>> Begin RAW RECORDS

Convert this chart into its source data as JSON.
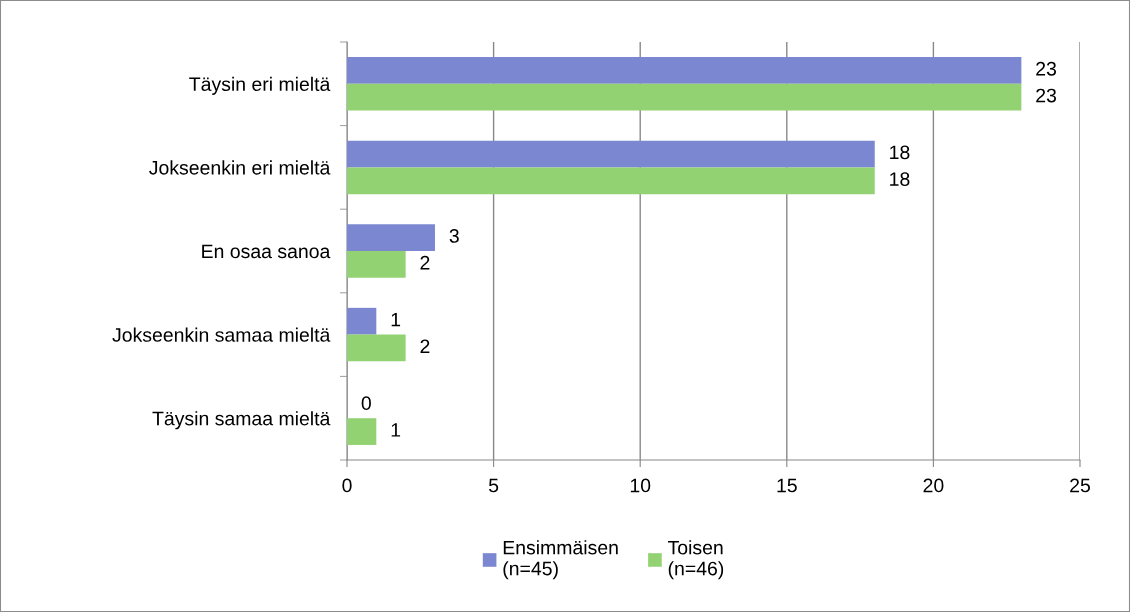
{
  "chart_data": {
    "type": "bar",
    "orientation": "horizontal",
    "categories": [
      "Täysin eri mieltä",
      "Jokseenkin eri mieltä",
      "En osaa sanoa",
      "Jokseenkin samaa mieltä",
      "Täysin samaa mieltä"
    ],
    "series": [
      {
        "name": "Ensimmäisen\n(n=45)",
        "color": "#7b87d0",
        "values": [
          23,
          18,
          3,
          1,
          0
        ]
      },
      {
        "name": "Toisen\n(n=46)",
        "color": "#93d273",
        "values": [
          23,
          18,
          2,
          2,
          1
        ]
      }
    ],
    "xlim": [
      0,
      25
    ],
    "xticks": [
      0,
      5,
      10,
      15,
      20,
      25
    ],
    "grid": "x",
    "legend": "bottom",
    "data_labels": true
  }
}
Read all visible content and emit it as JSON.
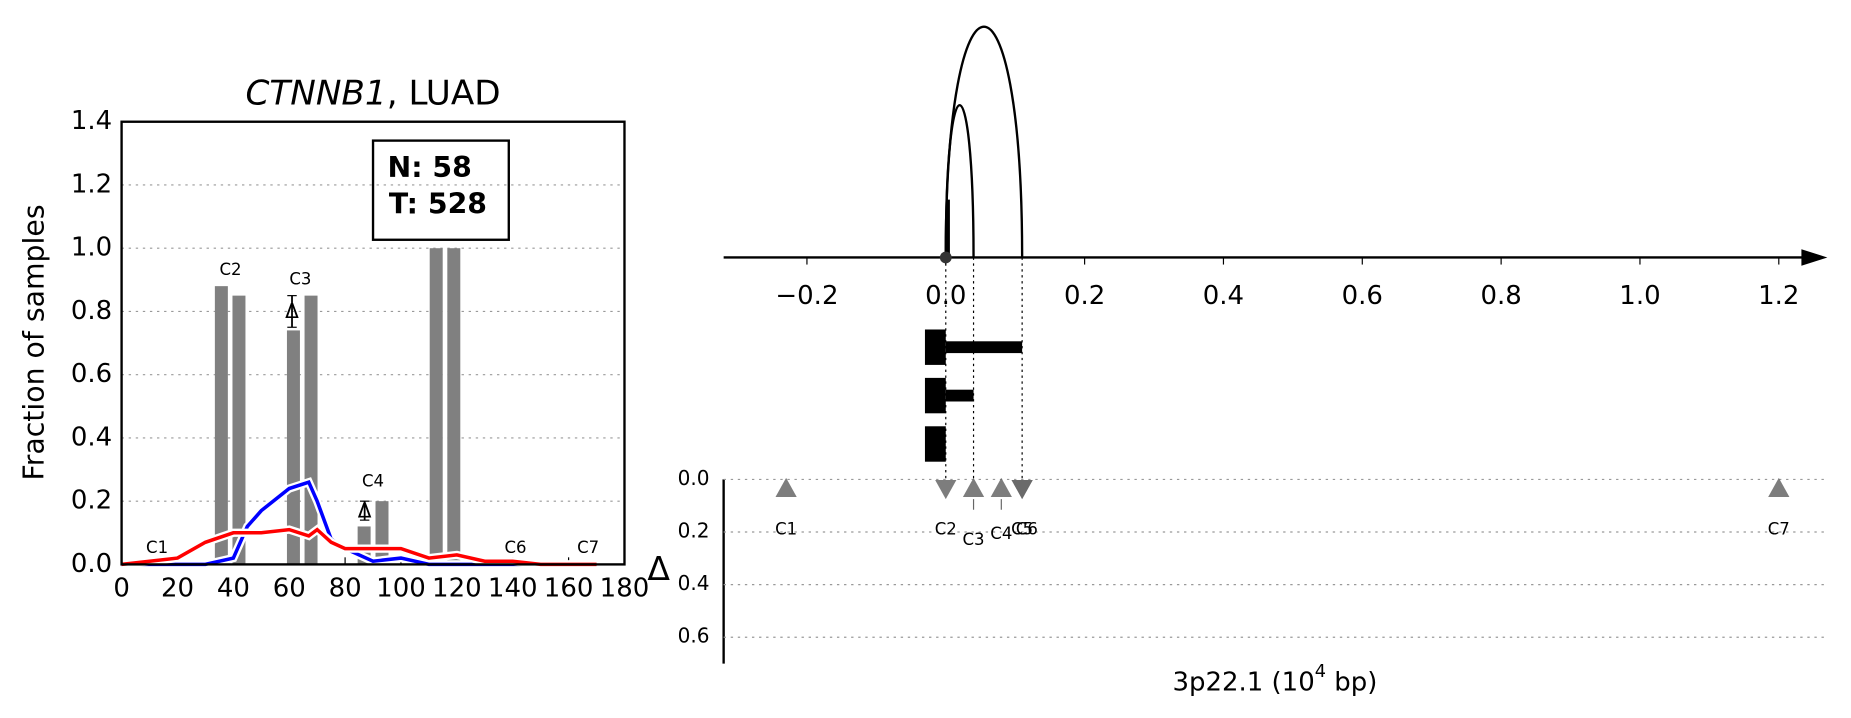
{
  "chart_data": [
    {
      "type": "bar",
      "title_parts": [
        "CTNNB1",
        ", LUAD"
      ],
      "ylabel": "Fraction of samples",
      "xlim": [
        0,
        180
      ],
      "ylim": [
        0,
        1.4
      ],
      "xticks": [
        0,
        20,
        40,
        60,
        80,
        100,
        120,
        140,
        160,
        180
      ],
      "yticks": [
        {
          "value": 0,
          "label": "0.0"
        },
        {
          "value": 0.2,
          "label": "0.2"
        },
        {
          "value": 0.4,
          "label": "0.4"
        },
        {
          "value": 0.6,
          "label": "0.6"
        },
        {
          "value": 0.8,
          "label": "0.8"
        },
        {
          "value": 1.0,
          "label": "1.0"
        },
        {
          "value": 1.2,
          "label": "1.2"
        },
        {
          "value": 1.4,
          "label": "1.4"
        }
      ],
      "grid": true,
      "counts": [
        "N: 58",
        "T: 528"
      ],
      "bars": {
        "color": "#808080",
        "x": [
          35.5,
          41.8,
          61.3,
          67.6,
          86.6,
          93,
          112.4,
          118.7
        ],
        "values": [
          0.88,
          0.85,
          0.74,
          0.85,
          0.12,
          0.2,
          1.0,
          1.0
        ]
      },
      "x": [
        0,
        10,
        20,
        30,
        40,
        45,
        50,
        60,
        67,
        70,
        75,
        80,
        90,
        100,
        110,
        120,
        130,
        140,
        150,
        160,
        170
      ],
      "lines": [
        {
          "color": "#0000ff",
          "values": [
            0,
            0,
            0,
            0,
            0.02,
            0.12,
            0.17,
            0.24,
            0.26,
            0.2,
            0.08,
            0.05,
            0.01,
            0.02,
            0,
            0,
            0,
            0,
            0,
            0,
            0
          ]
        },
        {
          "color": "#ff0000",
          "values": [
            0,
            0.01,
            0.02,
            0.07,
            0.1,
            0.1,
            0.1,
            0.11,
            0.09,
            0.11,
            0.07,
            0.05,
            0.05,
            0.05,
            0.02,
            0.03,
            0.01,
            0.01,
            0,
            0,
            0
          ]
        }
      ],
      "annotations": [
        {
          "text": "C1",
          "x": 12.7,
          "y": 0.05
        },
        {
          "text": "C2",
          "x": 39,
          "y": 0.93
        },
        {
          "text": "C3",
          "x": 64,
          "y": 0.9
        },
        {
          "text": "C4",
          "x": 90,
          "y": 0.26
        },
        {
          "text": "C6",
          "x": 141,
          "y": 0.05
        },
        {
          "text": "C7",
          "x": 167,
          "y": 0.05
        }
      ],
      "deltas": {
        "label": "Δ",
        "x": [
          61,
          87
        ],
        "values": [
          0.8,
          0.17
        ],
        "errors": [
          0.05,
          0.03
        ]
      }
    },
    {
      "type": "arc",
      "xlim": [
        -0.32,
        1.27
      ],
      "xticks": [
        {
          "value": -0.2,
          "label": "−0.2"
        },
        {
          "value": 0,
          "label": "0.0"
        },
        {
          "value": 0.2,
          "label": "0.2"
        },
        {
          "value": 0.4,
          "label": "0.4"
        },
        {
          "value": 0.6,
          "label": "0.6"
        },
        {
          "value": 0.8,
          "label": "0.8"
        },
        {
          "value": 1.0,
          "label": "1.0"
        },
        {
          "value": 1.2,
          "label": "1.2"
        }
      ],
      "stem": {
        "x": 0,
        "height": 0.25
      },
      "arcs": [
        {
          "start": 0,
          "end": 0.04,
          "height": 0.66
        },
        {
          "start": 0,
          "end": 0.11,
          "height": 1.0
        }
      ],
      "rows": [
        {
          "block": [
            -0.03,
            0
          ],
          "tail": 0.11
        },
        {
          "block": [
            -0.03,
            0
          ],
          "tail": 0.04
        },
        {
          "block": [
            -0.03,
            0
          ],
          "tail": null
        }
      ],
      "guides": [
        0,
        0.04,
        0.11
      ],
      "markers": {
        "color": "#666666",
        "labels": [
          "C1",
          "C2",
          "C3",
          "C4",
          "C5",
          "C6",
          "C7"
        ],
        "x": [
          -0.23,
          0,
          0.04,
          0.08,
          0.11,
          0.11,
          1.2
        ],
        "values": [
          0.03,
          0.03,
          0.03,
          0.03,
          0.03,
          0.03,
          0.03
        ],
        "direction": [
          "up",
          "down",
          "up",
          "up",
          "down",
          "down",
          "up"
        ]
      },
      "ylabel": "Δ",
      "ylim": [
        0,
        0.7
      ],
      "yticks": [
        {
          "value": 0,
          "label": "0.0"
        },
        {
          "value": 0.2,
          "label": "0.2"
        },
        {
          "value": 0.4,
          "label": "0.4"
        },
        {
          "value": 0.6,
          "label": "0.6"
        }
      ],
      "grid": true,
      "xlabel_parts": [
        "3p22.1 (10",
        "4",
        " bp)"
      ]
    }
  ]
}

>> End RAW RECORDS
>> Begin RAW RECORDS

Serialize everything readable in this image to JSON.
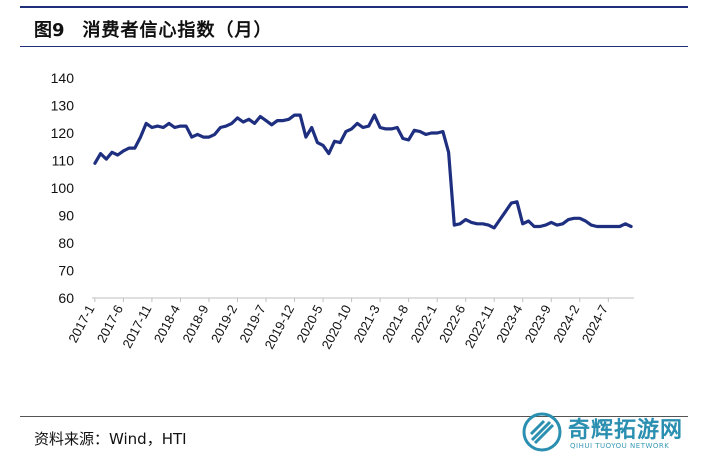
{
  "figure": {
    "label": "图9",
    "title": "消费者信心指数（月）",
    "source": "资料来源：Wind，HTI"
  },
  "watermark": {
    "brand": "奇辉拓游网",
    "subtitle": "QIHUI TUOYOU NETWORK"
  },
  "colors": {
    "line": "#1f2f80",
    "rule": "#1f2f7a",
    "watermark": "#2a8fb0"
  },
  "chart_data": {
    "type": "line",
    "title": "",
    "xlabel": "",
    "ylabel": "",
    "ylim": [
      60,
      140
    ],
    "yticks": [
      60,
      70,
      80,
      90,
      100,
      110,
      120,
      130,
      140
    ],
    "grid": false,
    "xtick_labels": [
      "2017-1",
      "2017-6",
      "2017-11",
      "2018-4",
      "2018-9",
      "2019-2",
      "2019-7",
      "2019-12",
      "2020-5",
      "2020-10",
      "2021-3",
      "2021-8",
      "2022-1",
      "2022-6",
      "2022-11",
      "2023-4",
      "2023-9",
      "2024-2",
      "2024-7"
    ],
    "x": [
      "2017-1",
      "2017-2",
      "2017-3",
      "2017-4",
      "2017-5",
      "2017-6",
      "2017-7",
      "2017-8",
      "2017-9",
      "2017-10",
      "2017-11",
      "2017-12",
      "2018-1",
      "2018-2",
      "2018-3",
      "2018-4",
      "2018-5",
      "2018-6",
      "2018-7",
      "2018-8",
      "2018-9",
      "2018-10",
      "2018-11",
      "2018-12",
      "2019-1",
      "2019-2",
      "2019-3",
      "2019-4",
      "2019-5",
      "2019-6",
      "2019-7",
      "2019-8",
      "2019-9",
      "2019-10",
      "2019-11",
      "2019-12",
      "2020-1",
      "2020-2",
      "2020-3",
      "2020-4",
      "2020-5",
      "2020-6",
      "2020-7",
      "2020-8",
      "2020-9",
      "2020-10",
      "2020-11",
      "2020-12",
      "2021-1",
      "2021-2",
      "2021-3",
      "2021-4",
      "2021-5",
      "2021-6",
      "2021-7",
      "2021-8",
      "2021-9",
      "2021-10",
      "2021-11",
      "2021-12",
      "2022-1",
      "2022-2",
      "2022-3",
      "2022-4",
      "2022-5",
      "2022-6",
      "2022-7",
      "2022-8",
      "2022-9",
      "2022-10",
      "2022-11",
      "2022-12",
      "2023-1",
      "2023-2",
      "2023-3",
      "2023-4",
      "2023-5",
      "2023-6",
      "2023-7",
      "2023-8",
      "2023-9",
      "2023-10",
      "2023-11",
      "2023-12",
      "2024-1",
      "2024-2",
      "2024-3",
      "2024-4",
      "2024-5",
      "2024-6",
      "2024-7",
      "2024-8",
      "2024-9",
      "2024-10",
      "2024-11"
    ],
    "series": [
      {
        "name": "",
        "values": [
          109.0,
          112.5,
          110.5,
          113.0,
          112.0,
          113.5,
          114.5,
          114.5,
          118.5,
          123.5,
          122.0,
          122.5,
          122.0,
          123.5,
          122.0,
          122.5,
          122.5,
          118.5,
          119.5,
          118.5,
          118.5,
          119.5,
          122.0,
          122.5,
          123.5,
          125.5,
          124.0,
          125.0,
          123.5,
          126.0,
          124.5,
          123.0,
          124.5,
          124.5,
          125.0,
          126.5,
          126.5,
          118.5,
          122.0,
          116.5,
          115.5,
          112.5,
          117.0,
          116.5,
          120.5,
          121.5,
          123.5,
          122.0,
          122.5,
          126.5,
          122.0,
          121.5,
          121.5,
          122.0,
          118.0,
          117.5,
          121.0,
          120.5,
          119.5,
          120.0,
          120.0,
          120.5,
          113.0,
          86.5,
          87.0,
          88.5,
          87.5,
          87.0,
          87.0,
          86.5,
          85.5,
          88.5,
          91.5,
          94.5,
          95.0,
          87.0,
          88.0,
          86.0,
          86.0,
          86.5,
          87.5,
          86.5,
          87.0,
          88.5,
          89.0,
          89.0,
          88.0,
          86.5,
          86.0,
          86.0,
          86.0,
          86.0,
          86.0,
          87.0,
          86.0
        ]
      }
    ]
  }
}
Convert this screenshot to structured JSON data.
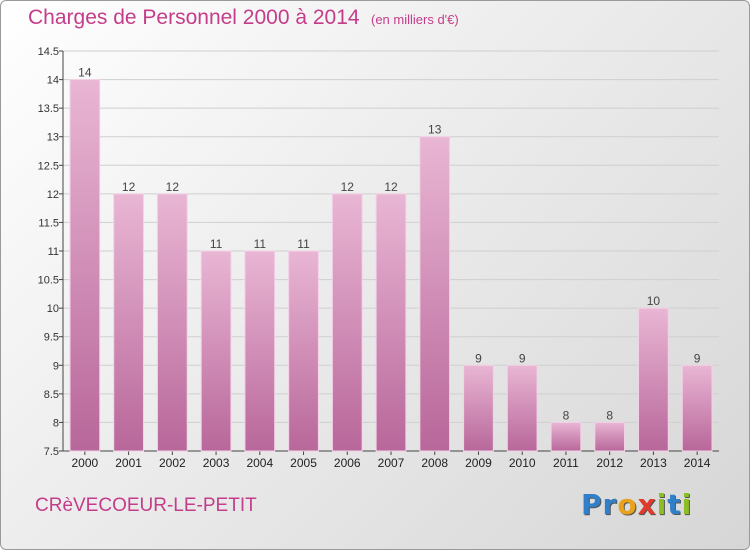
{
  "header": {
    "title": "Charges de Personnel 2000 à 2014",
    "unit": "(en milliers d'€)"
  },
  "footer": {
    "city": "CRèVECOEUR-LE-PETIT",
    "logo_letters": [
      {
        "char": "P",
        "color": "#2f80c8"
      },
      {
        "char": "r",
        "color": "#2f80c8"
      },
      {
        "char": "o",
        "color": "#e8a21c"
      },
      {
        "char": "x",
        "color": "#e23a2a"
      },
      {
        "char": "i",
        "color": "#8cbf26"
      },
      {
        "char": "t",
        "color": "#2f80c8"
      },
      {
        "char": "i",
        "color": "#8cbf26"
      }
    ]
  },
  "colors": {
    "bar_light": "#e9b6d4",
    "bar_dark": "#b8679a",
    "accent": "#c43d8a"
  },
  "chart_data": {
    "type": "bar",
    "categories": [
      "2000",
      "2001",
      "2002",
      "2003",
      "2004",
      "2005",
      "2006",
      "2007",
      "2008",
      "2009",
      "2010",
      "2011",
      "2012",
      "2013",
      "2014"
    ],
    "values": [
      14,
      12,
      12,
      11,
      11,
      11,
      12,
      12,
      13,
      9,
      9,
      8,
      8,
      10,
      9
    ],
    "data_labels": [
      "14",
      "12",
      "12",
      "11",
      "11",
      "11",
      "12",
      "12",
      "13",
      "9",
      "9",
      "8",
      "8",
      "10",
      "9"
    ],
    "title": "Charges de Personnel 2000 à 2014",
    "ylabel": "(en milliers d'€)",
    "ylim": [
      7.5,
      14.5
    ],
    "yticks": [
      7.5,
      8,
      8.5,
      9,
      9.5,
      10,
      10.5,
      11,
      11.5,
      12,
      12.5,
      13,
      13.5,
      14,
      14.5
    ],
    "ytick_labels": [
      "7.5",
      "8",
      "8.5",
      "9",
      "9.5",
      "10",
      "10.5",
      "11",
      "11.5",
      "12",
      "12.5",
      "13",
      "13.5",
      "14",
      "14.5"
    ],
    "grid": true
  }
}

>> End RAW RECORDS
>> Begin RAW RECORDS

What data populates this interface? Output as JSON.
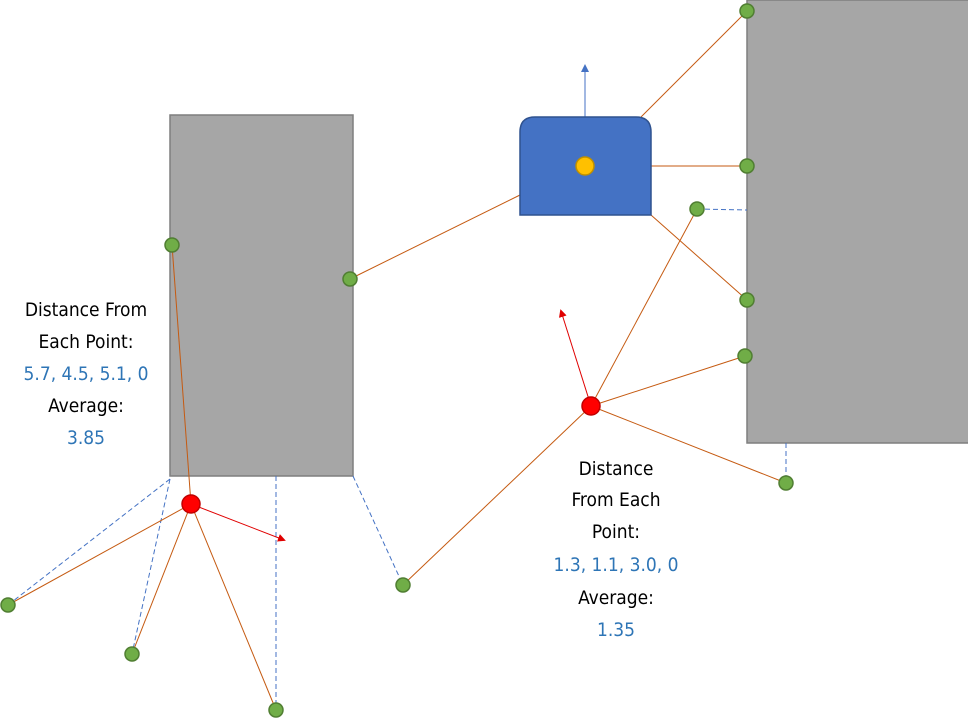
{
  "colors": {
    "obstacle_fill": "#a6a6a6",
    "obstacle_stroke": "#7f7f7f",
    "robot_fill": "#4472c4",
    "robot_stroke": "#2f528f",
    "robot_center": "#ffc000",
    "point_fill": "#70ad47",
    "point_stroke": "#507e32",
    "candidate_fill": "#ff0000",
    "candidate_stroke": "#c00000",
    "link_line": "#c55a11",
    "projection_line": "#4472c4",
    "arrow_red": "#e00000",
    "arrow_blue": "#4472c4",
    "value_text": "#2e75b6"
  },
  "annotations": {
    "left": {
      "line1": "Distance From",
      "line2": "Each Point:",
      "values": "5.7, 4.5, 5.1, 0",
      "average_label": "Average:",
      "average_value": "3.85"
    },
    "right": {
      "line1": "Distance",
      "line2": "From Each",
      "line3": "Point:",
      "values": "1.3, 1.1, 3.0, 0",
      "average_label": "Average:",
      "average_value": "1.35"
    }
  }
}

>> End RAW RECORDS

__EXERCISE__: Determine how many lines in the data above contain the string "From". Give nothing except the number.

__FULL RESPONSE__: 2